> [Prompt]
Please reproduce every record, keeping each one exactly as written.

— Begin Task input —

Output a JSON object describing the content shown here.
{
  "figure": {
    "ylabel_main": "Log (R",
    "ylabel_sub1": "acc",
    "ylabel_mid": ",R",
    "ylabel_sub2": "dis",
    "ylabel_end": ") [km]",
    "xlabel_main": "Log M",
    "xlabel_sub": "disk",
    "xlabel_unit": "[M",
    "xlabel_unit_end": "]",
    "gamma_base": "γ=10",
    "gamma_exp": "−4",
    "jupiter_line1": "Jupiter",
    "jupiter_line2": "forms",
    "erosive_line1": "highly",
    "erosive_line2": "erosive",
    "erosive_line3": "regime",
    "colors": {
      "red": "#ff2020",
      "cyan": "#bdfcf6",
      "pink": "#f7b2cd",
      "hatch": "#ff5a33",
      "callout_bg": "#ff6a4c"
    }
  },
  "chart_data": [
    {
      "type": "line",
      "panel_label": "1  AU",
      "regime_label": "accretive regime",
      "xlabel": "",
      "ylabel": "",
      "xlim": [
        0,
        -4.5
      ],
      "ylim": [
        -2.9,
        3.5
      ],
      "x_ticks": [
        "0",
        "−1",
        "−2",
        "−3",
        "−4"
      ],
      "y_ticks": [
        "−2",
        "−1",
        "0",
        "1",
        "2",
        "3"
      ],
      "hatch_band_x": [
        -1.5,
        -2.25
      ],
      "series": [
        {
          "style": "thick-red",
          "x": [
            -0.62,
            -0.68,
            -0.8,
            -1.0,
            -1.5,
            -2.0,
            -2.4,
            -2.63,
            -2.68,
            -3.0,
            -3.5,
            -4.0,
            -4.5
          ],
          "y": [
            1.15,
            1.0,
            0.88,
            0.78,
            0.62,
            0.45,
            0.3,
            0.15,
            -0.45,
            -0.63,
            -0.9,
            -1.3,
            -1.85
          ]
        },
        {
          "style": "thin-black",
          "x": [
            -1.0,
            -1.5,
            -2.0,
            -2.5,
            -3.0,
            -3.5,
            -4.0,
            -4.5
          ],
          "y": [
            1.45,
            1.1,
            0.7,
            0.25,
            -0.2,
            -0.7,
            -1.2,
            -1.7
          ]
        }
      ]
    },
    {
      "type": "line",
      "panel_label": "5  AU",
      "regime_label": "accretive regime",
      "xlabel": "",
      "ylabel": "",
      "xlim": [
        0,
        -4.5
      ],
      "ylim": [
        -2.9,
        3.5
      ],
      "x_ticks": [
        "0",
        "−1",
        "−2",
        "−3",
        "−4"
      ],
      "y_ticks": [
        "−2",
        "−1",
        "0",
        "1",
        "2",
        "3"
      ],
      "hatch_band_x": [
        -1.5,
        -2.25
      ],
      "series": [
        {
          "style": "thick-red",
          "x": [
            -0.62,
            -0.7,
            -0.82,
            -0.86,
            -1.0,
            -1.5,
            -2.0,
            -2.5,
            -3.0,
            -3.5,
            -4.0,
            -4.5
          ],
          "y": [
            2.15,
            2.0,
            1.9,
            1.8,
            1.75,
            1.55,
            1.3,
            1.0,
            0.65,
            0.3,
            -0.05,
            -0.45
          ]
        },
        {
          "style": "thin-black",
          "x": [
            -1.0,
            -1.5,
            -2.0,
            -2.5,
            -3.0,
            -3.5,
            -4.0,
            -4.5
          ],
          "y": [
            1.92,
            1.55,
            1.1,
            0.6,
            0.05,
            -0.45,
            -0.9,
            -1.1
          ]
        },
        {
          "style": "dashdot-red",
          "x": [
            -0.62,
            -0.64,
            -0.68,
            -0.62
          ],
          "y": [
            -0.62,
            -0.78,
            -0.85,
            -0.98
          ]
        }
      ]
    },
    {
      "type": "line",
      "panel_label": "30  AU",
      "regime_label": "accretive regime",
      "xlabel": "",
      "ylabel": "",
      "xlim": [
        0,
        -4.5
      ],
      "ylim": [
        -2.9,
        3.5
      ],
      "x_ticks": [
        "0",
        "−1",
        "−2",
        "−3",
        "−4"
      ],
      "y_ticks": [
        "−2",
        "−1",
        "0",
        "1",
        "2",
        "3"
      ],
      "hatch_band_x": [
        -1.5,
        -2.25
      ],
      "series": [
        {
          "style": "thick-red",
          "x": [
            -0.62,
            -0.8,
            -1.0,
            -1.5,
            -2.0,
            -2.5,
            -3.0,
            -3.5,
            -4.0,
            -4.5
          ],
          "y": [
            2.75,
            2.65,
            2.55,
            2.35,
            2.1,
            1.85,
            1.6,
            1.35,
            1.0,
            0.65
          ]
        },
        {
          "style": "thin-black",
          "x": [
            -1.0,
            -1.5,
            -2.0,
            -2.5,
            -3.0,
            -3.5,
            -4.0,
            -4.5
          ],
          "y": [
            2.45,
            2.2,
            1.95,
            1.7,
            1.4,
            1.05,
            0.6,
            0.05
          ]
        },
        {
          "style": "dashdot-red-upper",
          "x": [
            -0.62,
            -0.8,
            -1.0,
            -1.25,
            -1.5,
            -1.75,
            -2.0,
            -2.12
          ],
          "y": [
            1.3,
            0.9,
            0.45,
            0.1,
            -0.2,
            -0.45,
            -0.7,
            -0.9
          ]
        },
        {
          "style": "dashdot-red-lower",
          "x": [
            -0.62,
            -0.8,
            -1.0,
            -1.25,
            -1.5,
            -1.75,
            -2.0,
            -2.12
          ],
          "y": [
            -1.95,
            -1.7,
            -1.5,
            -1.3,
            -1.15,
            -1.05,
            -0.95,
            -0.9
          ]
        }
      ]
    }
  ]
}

— End Task input —

> [Completed exercise]
Output a JSON object describing the content shown here.
{
  "figure": {
    "ylabel_main": "Log (R",
    "ylabel_sub1": "acc",
    "ylabel_mid": ",R",
    "ylabel_sub2": "dis",
    "ylabel_end": ") [km]",
    "xlabel_main": "Log M",
    "xlabel_sub": "disk",
    "xlabel_unit": "[M",
    "xlabel_unit_end": "]",
    "gamma_base": "γ=10",
    "gamma_exp": "−4",
    "jupiter_line1": "Jupiter",
    "jupiter_line2": "forms",
    "erosive_line1": "highly",
    "erosive_line2": "erosive",
    "erosive_line3": "regime",
    "colors": {
      "red": "#ff2020",
      "cyan": "#bdfcf6",
      "pink": "#f7b2cd",
      "hatch": "#ff5a33",
      "callout_bg": "#ff6a4c"
    }
  },
  "chart_data": [
    {
      "type": "line",
      "panel_label": "1  AU",
      "regime_label": "accretive regime",
      "xlabel": "",
      "ylabel": "",
      "xlim": [
        0,
        -4.5
      ],
      "ylim": [
        -2.9,
        3.5
      ],
      "x_ticks": [
        "0",
        "−1",
        "−2",
        "−3",
        "−4"
      ],
      "y_ticks": [
        "−2",
        "−1",
        "0",
        "1",
        "2",
        "3"
      ],
      "hatch_band_x": [
        -1.5,
        -2.25
      ],
      "series": [
        {
          "style": "thick-red",
          "x": [
            -0.62,
            -0.68,
            -0.8,
            -1.0,
            -1.5,
            -2.0,
            -2.4,
            -2.63,
            -2.68,
            -3.0,
            -3.5,
            -4.0,
            -4.5
          ],
          "y": [
            1.15,
            1.0,
            0.88,
            0.78,
            0.62,
            0.45,
            0.3,
            0.15,
            -0.45,
            -0.63,
            -0.9,
            -1.3,
            -1.85
          ]
        },
        {
          "style": "thin-black",
          "x": [
            -1.0,
            -1.5,
            -2.0,
            -2.5,
            -3.0,
            -3.5,
            -4.0,
            -4.5
          ],
          "y": [
            1.45,
            1.1,
            0.7,
            0.25,
            -0.2,
            -0.7,
            -1.2,
            -1.7
          ]
        }
      ]
    },
    {
      "type": "line",
      "panel_label": "5  AU",
      "regime_label": "accretive regime",
      "xlabel": "",
      "ylabel": "",
      "xlim": [
        0,
        -4.5
      ],
      "ylim": [
        -2.9,
        3.5
      ],
      "x_ticks": [
        "0",
        "−1",
        "−2",
        "−3",
        "−4"
      ],
      "y_ticks": [
        "−2",
        "−1",
        "0",
        "1",
        "2",
        "3"
      ],
      "hatch_band_x": [
        -1.5,
        -2.25
      ],
      "series": [
        {
          "style": "thick-red",
          "x": [
            -0.62,
            -0.7,
            -0.82,
            -0.86,
            -1.0,
            -1.5,
            -2.0,
            -2.5,
            -3.0,
            -3.5,
            -4.0,
            -4.5
          ],
          "y": [
            2.15,
            2.0,
            1.9,
            1.8,
            1.75,
            1.55,
            1.3,
            1.0,
            0.65,
            0.3,
            -0.05,
            -0.45
          ]
        },
        {
          "style": "thin-black",
          "x": [
            -1.0,
            -1.5,
            -2.0,
            -2.5,
            -3.0,
            -3.5,
            -4.0,
            -4.5
          ],
          "y": [
            1.92,
            1.55,
            1.1,
            0.6,
            0.05,
            -0.45,
            -0.9,
            -1.1
          ]
        },
        {
          "style": "dashdot-red",
          "x": [
            -0.62,
            -0.64,
            -0.68,
            -0.62
          ],
          "y": [
            -0.62,
            -0.78,
            -0.85,
            -0.98
          ]
        }
      ]
    },
    {
      "type": "line",
      "panel_label": "30  AU",
      "regime_label": "accretive regime",
      "xlabel": "",
      "ylabel": "",
      "xlim": [
        0,
        -4.5
      ],
      "ylim": [
        -2.9,
        3.5
      ],
      "x_ticks": [
        "0",
        "−1",
        "−2",
        "−3",
        "−4"
      ],
      "y_ticks": [
        "−2",
        "−1",
        "0",
        "1",
        "2",
        "3"
      ],
      "hatch_band_x": [
        -1.5,
        -2.25
      ],
      "series": [
        {
          "style": "thick-red",
          "x": [
            -0.62,
            -0.8,
            -1.0,
            -1.5,
            -2.0,
            -2.5,
            -3.0,
            -3.5,
            -4.0,
            -4.5
          ],
          "y": [
            2.75,
            2.65,
            2.55,
            2.35,
            2.1,
            1.85,
            1.6,
            1.35,
            1.0,
            0.65
          ]
        },
        {
          "style": "thin-black",
          "x": [
            -1.0,
            -1.5,
            -2.0,
            -2.5,
            -3.0,
            -3.5,
            -4.0,
            -4.5
          ],
          "y": [
            2.45,
            2.2,
            1.95,
            1.7,
            1.4,
            1.05,
            0.6,
            0.05
          ]
        },
        {
          "style": "dashdot-red-upper",
          "x": [
            -0.62,
            -0.8,
            -1.0,
            -1.25,
            -1.5,
            -1.75,
            -2.0,
            -2.12
          ],
          "y": [
            1.3,
            0.9,
            0.45,
            0.1,
            -0.2,
            -0.45,
            -0.7,
            -0.9
          ]
        },
        {
          "style": "dashdot-red-lower",
          "x": [
            -0.62,
            -0.8,
            -1.0,
            -1.25,
            -1.5,
            -1.75,
            -2.0,
            -2.12
          ],
          "y": [
            -1.95,
            -1.7,
            -1.5,
            -1.3,
            -1.15,
            -1.05,
            -0.95,
            -0.9
          ]
        }
      ]
    }
  ]
}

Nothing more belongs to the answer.